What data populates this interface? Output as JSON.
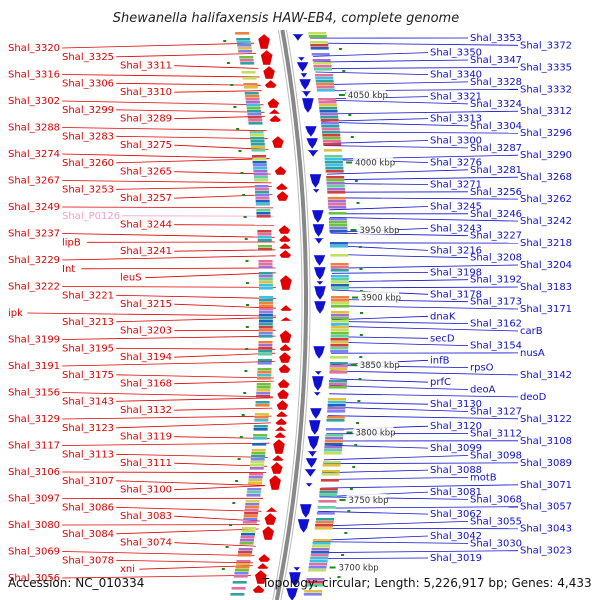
{
  "title": "Shewanella halifaxensis HAW-EB4, complete genome",
  "accession": "Accession: NC_010334",
  "summary": "Topology: circular; Length: 5,226,917 bp; Genes: 4,433",
  "colors": {
    "forward": "#e00000",
    "reverse": "#1010d0",
    "pseudo": "#f0a0c8",
    "backbone": "#888888",
    "tick": "#1a8a1a"
  },
  "kbp_ticks": [
    "4050 kbp",
    "4000 kbp",
    "3950 kbp",
    "3900 kbp",
    "3850 kbp",
    "3800 kbp",
    "3750 kbp",
    "3700 kbp"
  ],
  "forward_labels": [
    "Shal_3320",
    "Shal_3325",
    "Shal_3311",
    "Shal_3316",
    "Shal_3306",
    "Shal_3310",
    "Shal_3302",
    "Shal_3299",
    "Shal_3289",
    "Shal_3288",
    "Shal_3283",
    "Shal_3275",
    "Shal_3274",
    "Shal_3260",
    "Shal_3265",
    "Shal_3267",
    "Shal_3253",
    "Shal_3257",
    "Shal_3249",
    "Shal_P0126",
    "Shal_3244",
    "Shal_3237",
    "lipB",
    "Shal_3241",
    "Shal_3229",
    "Int",
    "leuS",
    "Shal_3222",
    "Shal_3221",
    "Shal_3215",
    "ipk",
    "Shal_3213",
    "Shal_3203",
    "Shal_3199",
    "Shal_3195",
    "Shal_3194",
    "Shal_3191",
    "Shal_3175",
    "Shal_3168",
    "Shal_3156",
    "Shal_3143",
    "Shal_3132",
    "Shal_3129",
    "Shal_3123",
    "Shal_3119",
    "Shal_3117",
    "Shal_3113",
    "Shal_3111",
    "Shal_3106",
    "Shal_3107",
    "Shal_3100",
    "Shal_3097",
    "Shal_3086",
    "Shal_3083",
    "Shal_3080",
    "Shal_3084",
    "Shal_3074",
    "Shal_3069",
    "Shal_3078",
    "xni",
    "Shal_3056"
  ],
  "reverse_labels": [
    "Shal_3353",
    "Shal_3372",
    "Shal_3350",
    "Shal_3347",
    "Shal_3335",
    "Shal_3340",
    "Shal_3328",
    "Shal_3332",
    "Shal_3321",
    "Shal_3324",
    "Shal_3312",
    "Shal_3313",
    "Shal_3304",
    "Shal_3296",
    "Shal_3300",
    "Shal_3287",
    "Shal_3290",
    "Shal_3276",
    "Shal_3281",
    "Shal_3268",
    "Shal_3271",
    "Shal_3256",
    "Shal_3262",
    "Shal_3245",
    "Shal_3246",
    "Shal_3242",
    "Shal_3243",
    "Shal_3227",
    "Shal_3218",
    "Shal_3216",
    "Shal_3208",
    "Shal_3204",
    "Shal_3198",
    "Shal_3192",
    "Shal_3183",
    "Shal_3178",
    "Shal_3173",
    "Shal_3171",
    "dnaK",
    "Shal_3162",
    "carB",
    "secD",
    "Shal_3154",
    "nusA",
    "infB",
    "rpsO",
    "Shal_3142",
    "prfC",
    "deoA",
    "deoD",
    "Shal_3130",
    "Shal_3127",
    "Shal_3122",
    "Shal_3120",
    "Shal_3112",
    "Shal_3108",
    "Shal_3099",
    "Shal_3098",
    "Shal_3089",
    "Shal_3088",
    "motB",
    "Shal_3071",
    "Shal_3081",
    "Shal_3068",
    "Shal_3057",
    "Shal_3062",
    "Shal_3055",
    "Shal_3043",
    "Shal_3042",
    "Shal_3030",
    "Shal_3023",
    "Shal_3019"
  ]
}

Description of the task: Copy all of the listing word for word, minus the images.

Task output:
What data populates this interface? Output as JSON.
{
  "title": "Shewanella halifaxensis HAW-EB4, complete genome",
  "accession": "Accession: NC_010334",
  "summary": "Topology: circular; Length: 5,226,917 bp; Genes: 4,433",
  "colors": {
    "forward": "#e00000",
    "reverse": "#1010d0",
    "pseudo": "#f0a0c8",
    "backbone": "#888888",
    "tick": "#1a8a1a"
  },
  "kbp_ticks": [
    "4050 kbp",
    "4000 kbp",
    "3950 kbp",
    "3900 kbp",
    "3850 kbp",
    "3800 kbp",
    "3750 kbp",
    "3700 kbp"
  ],
  "forward_labels": [
    "Shal_3320",
    "Shal_3325",
    "Shal_3311",
    "Shal_3316",
    "Shal_3306",
    "Shal_3310",
    "Shal_3302",
    "Shal_3299",
    "Shal_3289",
    "Shal_3288",
    "Shal_3283",
    "Shal_3275",
    "Shal_3274",
    "Shal_3260",
    "Shal_3265",
    "Shal_3267",
    "Shal_3253",
    "Shal_3257",
    "Shal_3249",
    "Shal_P0126",
    "Shal_3244",
    "Shal_3237",
    "lipB",
    "Shal_3241",
    "Shal_3229",
    "Int",
    "leuS",
    "Shal_3222",
    "Shal_3221",
    "Shal_3215",
    "ipk",
    "Shal_3213",
    "Shal_3203",
    "Shal_3199",
    "Shal_3195",
    "Shal_3194",
    "Shal_3191",
    "Shal_3175",
    "Shal_3168",
    "Shal_3156",
    "Shal_3143",
    "Shal_3132",
    "Shal_3129",
    "Shal_3123",
    "Shal_3119",
    "Shal_3117",
    "Shal_3113",
    "Shal_3111",
    "Shal_3106",
    "Shal_3107",
    "Shal_3100",
    "Shal_3097",
    "Shal_3086",
    "Shal_3083",
    "Shal_3080",
    "Shal_3084",
    "Shal_3074",
    "Shal_3069",
    "Shal_3078",
    "xni",
    "Shal_3056"
  ],
  "reverse_labels": [
    "Shal_3353",
    "Shal_3372",
    "Shal_3350",
    "Shal_3347",
    "Shal_3335",
    "Shal_3340",
    "Shal_3328",
    "Shal_3332",
    "Shal_3321",
    "Shal_3324",
    "Shal_3312",
    "Shal_3313",
    "Shal_3304",
    "Shal_3296",
    "Shal_3300",
    "Shal_3287",
    "Shal_3290",
    "Shal_3276",
    "Shal_3281",
    "Shal_3268",
    "Shal_3271",
    "Shal_3256",
    "Shal_3262",
    "Shal_3245",
    "Shal_3246",
    "Shal_3242",
    "Shal_3243",
    "Shal_3227",
    "Shal_3218",
    "Shal_3216",
    "Shal_3208",
    "Shal_3204",
    "Shal_3198",
    "Shal_3192",
    "Shal_3183",
    "Shal_3178",
    "Shal_3173",
    "Shal_3171",
    "dnaK",
    "Shal_3162",
    "carB",
    "secD",
    "Shal_3154",
    "nusA",
    "infB",
    "rpsO",
    "Shal_3142",
    "prfC",
    "deoA",
    "deoD",
    "Shal_3130",
    "Shal_3127",
    "Shal_3122",
    "Shal_3120",
    "Shal_3112",
    "Shal_3108",
    "Shal_3099",
    "Shal_3098",
    "Shal_3089",
    "Shal_3088",
    "motB",
    "Shal_3071",
    "Shal_3081",
    "Shal_3068",
    "Shal_3057",
    "Shal_3062",
    "Shal_3055",
    "Shal_3043",
    "Shal_3042",
    "Shal_3030",
    "Shal_3023",
    "Shal_3019"
  ]
}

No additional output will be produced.